**BRIEF**:
Transcribe the material below exactly as it appears.

★ ★ ★

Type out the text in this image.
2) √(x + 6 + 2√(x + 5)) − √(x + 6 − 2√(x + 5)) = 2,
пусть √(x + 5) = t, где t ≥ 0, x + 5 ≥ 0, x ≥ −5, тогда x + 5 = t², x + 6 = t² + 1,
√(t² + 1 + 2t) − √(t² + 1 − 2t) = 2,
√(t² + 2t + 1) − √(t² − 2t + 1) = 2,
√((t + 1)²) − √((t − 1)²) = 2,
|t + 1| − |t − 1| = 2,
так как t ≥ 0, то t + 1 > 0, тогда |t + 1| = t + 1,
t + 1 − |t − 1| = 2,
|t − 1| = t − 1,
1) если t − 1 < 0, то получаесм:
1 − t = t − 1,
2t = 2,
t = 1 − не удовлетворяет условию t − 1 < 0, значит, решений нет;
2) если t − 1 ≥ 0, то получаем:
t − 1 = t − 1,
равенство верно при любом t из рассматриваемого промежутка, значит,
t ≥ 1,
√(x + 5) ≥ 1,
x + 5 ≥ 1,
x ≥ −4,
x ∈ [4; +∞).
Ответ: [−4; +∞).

★ ★ ★

**RESPONSE**:
Type out the text in this image.
2) √(x + 6 + 2√(x + 5)) − √(x + 6 − 2√(x + 5)) = 2,
пусть √(x + 5) = t, где t ≥ 0, x + 5 ≥ 0, x ≥ −5, тогда x + 5 = t², x + 6 = t² + 1,
√(t² + 1 + 2t) − √(t² + 1 − 2t) = 2,
√(t² + 2t + 1) − √(t² − 2t + 1) = 2,
√((t + 1)²) − √((t − 1)²) = 2,
|t + 1| − |t − 1| = 2,
так как t ≥ 0, то t + 1 > 0, тогда |t + 1| = t + 1,
t + 1 − |t − 1| = 2,
|t − 1| = t − 1,
1) если t − 1 < 0, то получаесм:
1 − t = t − 1,
2t = 2,
t = 1 − не удовлетворяет условию t − 1 < 0, значит, решений нет;
2) если t − 1 ≥ 0, то получаем:
t − 1 = t − 1,
равенство верно при любом t из рассматриваемого промежутка, значит,
t ≥ 1,
√(x + 5) ≥ 1,
x + 5 ≥ 1,
x ≥ −4,
x ∈ [4; +∞).
Ответ: [−4; +∞).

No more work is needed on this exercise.